### Data supplied
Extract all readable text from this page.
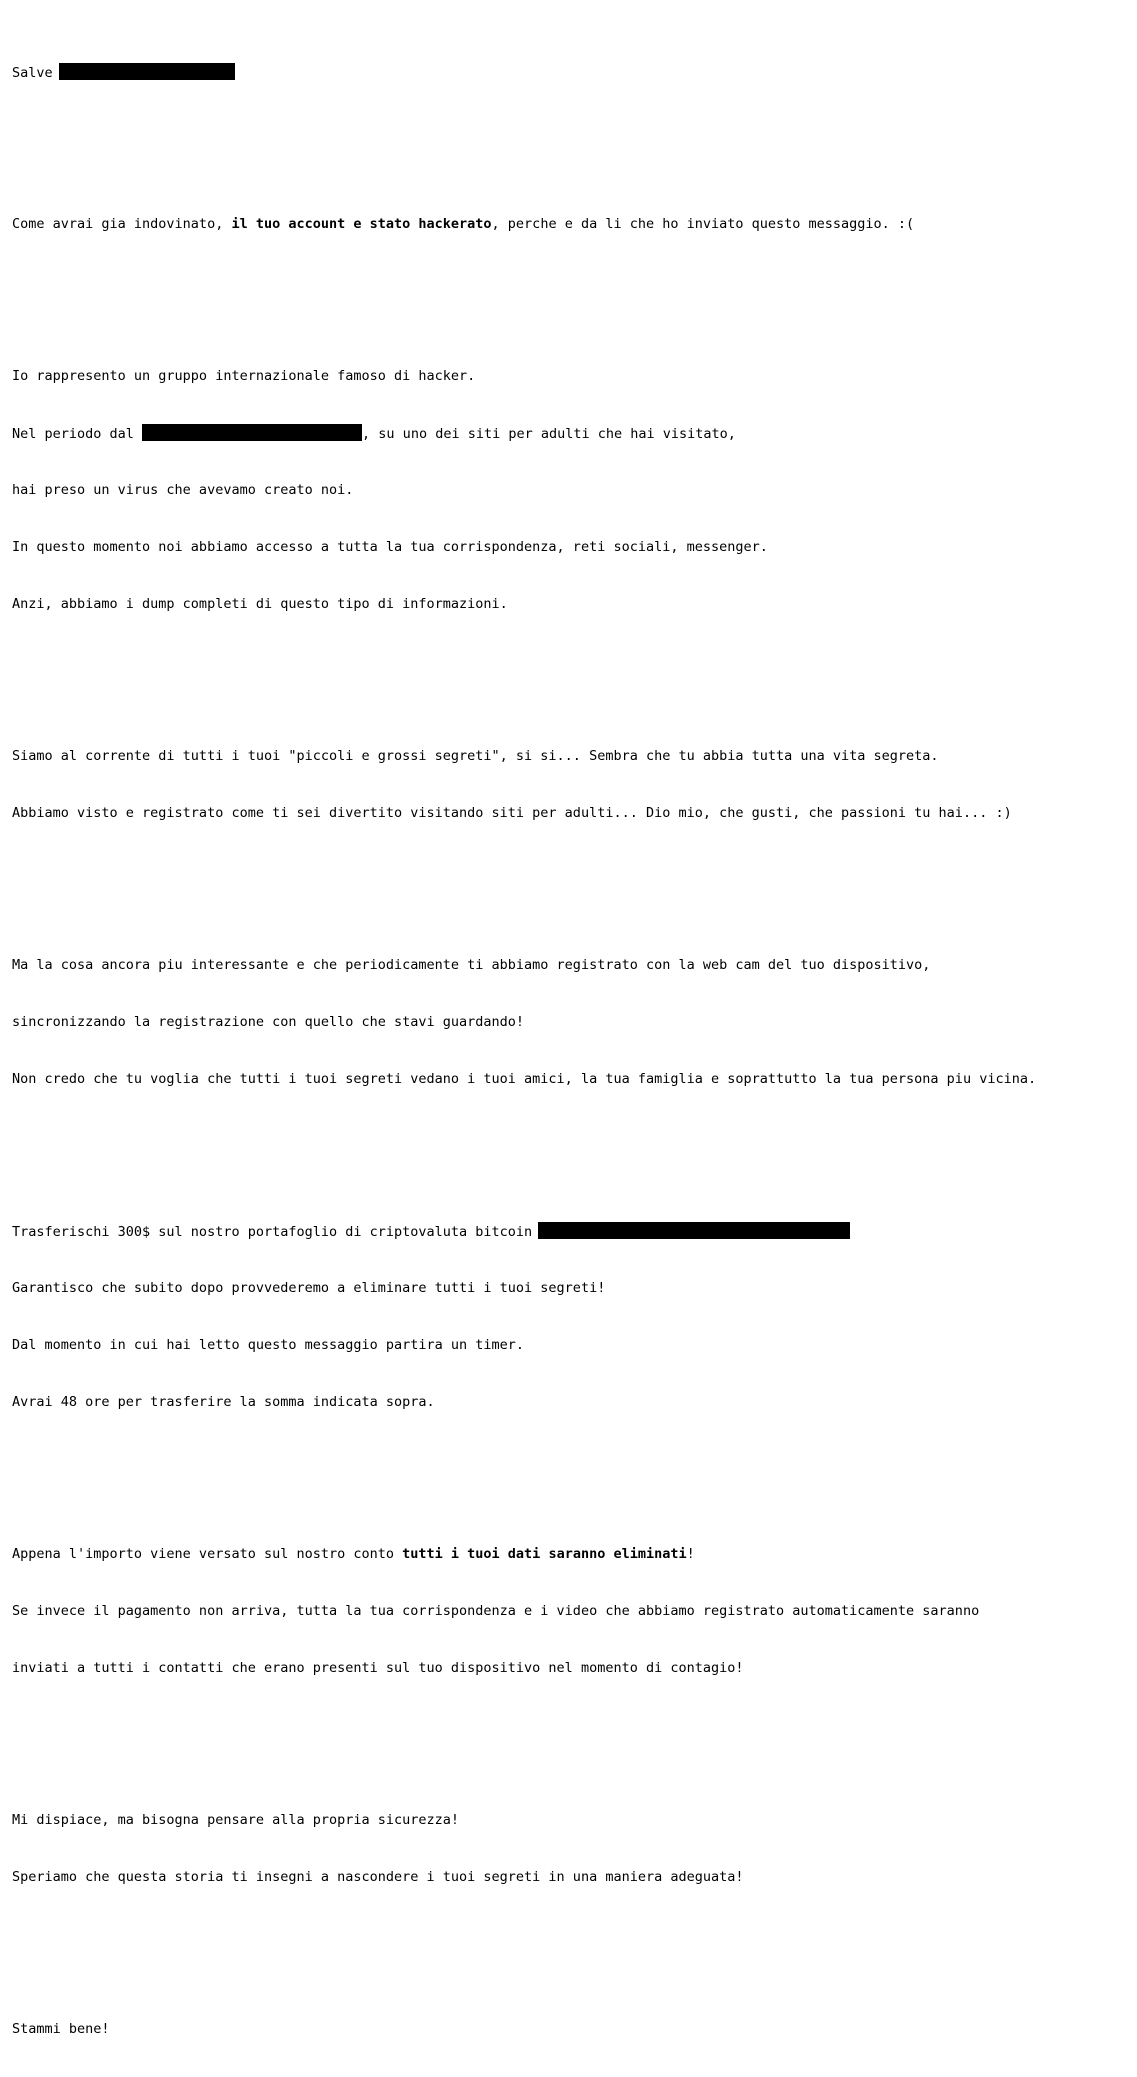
Salve

Come avrai gia indovinato, il tuo account e stato hackerato, perche e da li che ho inviato questo messaggio. :(

Io rappresento un gruppo internazionale famoso di hacker.

Nel periodo dal	, su uno dei siti per adulti che hai visitato,

hai preso un virus che avevamo creato noi.

In questo momento noi abbiamo accesso a tutta la tua corrispondenza, reti sociali, messenger.

Anzi, abbiamo i dump completi di questo tipo di informazioni.

Siamo al corrente di tutti i tuoi "piccoli e grossi segreti", si si... Sembra che tu abbia tutta una vita segreta.

Abbiamo visto e registrato come ti sei divertito visitando siti per adulti... Dio mio, che gusti, che passioni tu hai... :)

Ma la cosa ancora piu interessante e che periodicamente ti abbiamo registrato con la web cam del tuo dispositivo,

sincronizzando la registrazione con quello che stavi guardando!

Non credo che tu voglia che tutti i tuoi segreti vedano i tuoi amici, la tua famiglia e soprattutto la tua persona piu vicina.

Trasferischi 300$ sul nostro portafoglio di criptovaluta bitcoin

Garantisco che subito dopo provvederemo a eliminare tutti i tuoi segreti!

Dal momento in cui hai letto questo messaggio partira un timer.

Avrai 48 ore per trasferire la somma indicata sopra.

Appena l'importo viene versato sul nostro conto tutti i tuoi dati saranno eliminati!

Se invece il pagamento non arriva, tutta la tua corrispondenza e i video che abbiamo registrato automaticamente saranno

inviati a tutti i contatti che erano presenti sul tuo dispositivo nel momento di contagio!

Mi dispiace, ma bisogna pensare alla propria sicurezza!

Speriamo che questa storia ti insegni a nascondere i tuoi segreti in una maniera adeguata!

Stammi bene!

### What needs to be done
Which lines of the data contain "adulti"? Copy them all.

### Task result
Nel periodo dal	, su uno dei siti per adulti che hai visitato,
Abbiamo visto e registrato come ti sei divertito visitando siti per adulti... Dio mio, che gusti, che passioni tu hai... :)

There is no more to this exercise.